Written instruction - Give the number of lines that include the string "till", nothing more.
** Start Data lines **
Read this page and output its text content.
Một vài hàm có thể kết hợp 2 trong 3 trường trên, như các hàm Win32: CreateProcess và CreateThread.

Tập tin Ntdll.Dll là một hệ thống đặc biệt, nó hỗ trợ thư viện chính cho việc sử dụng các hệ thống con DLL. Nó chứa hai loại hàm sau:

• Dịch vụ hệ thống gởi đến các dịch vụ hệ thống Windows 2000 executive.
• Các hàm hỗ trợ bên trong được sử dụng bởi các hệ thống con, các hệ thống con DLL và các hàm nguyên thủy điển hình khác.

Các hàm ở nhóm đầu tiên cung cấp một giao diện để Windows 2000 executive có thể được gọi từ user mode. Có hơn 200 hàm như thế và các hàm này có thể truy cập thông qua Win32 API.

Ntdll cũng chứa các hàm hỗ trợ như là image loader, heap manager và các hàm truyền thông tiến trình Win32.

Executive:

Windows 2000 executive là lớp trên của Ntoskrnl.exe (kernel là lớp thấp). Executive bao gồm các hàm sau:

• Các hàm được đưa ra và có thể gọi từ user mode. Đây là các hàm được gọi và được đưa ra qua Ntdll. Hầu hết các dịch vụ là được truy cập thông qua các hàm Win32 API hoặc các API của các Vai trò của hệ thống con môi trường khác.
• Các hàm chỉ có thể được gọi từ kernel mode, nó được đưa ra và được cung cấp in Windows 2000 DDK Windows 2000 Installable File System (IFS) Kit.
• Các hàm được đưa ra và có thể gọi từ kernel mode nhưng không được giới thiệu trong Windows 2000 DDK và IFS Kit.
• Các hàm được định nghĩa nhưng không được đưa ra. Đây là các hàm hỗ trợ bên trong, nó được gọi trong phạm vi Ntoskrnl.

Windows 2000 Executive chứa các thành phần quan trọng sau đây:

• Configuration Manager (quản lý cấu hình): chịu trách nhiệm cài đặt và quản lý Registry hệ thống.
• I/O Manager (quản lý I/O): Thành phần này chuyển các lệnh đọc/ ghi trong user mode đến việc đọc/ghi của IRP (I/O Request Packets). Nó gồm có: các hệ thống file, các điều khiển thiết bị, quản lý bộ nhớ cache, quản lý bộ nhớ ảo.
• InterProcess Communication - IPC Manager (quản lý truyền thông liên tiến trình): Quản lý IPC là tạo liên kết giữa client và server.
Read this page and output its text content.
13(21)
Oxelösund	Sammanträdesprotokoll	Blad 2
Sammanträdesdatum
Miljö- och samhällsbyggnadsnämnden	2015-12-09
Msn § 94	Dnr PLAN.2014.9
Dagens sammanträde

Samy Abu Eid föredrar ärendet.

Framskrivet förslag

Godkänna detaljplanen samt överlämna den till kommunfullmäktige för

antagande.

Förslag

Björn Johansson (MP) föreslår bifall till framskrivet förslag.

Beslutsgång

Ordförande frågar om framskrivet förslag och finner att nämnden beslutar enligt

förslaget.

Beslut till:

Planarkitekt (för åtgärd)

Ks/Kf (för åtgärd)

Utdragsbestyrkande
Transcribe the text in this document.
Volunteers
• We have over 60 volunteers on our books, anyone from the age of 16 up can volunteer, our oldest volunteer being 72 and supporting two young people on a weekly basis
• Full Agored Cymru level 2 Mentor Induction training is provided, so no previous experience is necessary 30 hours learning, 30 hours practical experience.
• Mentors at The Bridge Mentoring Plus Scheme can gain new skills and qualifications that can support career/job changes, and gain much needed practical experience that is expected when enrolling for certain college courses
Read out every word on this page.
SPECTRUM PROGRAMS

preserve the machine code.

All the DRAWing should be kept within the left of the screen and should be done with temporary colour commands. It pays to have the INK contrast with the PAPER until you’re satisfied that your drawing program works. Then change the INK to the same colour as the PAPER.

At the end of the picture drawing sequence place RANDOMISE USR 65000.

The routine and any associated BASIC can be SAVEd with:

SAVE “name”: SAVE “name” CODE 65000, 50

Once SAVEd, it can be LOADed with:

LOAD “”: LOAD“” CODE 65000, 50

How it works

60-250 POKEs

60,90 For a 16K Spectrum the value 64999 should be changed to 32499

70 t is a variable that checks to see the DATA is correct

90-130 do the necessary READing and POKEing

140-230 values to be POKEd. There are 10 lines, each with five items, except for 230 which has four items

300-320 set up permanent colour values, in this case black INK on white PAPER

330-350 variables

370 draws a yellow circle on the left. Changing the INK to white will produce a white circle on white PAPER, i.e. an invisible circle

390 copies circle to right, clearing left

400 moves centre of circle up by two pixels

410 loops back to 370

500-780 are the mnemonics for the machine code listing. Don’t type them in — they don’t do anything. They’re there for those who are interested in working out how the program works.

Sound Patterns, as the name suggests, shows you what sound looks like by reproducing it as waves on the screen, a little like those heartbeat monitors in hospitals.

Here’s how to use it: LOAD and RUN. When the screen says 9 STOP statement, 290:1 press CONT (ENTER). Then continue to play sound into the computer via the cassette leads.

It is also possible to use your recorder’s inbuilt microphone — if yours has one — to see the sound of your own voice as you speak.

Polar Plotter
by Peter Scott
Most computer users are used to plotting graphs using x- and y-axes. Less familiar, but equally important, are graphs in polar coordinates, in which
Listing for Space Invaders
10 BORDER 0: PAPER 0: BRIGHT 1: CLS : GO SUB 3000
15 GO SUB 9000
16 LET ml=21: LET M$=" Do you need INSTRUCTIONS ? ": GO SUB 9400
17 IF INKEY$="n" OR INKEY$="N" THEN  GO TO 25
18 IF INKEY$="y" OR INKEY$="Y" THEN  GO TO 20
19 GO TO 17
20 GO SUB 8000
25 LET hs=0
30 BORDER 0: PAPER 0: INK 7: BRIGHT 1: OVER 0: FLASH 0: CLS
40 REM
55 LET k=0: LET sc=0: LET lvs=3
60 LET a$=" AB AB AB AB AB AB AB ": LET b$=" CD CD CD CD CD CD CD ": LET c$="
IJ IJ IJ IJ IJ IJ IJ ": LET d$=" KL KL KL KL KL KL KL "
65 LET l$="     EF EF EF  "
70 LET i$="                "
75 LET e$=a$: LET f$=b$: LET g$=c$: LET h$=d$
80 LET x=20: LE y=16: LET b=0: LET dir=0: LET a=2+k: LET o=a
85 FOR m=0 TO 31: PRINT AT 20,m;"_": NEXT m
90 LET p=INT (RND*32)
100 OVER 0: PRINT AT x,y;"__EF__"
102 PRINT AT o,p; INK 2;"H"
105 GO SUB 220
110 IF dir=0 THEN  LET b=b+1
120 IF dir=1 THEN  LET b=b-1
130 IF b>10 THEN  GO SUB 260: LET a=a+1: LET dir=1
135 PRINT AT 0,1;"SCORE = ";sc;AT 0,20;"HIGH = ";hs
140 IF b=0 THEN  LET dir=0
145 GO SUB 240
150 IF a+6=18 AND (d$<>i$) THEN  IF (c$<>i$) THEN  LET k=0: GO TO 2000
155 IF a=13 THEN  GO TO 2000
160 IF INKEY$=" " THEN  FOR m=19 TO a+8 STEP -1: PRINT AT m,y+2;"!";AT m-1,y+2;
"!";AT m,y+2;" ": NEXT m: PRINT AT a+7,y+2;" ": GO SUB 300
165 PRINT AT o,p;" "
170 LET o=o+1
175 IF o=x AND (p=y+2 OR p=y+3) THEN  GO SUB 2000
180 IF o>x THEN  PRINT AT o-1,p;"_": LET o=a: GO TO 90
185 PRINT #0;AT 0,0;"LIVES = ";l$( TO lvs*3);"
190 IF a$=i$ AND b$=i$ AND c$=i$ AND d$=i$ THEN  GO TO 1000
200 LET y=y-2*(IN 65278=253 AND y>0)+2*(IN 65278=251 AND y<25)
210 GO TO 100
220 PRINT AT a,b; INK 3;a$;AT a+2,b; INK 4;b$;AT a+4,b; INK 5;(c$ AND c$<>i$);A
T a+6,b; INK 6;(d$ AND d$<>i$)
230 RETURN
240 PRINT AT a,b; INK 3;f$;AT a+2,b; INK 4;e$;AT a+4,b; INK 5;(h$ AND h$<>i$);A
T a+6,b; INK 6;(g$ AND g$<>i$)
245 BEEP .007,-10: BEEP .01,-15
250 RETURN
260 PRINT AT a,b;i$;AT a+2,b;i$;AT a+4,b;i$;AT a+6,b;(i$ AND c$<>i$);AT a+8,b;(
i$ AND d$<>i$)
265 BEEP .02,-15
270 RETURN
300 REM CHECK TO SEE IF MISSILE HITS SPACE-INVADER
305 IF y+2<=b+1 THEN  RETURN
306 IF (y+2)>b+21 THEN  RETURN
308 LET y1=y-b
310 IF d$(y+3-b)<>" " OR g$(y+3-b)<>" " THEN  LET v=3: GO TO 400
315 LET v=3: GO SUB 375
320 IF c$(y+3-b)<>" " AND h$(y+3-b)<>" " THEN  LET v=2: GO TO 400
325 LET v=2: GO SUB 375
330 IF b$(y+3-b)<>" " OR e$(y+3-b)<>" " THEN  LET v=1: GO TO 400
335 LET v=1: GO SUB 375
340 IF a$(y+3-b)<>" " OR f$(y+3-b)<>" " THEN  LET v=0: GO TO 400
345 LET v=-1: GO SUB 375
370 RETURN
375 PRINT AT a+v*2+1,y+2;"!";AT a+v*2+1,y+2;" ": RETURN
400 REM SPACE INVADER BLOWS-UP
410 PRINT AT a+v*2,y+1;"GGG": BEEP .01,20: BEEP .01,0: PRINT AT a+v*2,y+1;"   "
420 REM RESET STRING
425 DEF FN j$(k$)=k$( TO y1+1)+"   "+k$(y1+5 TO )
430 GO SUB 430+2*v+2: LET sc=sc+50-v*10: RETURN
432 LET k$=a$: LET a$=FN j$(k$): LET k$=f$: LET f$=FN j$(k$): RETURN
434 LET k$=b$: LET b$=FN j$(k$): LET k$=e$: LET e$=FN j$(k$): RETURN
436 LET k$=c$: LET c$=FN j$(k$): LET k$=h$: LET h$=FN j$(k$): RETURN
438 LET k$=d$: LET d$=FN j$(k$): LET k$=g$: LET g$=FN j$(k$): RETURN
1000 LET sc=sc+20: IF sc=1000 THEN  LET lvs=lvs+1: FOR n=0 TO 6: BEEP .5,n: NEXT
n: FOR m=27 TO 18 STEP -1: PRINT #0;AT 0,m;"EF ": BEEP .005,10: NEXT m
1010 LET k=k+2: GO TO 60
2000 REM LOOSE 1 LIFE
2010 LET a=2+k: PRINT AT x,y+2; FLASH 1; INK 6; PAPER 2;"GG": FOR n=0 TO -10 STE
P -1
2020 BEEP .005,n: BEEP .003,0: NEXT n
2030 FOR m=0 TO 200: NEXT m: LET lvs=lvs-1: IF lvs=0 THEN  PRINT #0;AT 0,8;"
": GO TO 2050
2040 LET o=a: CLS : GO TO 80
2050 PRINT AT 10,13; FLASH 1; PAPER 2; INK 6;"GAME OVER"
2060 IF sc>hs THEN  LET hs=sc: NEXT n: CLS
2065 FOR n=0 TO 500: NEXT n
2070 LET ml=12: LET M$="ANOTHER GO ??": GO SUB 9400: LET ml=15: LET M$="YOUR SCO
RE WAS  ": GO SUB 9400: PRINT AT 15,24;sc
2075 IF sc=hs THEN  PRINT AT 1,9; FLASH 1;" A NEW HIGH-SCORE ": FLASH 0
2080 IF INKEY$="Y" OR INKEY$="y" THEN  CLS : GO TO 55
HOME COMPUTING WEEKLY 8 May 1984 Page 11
** End Data lines **
Output below - 3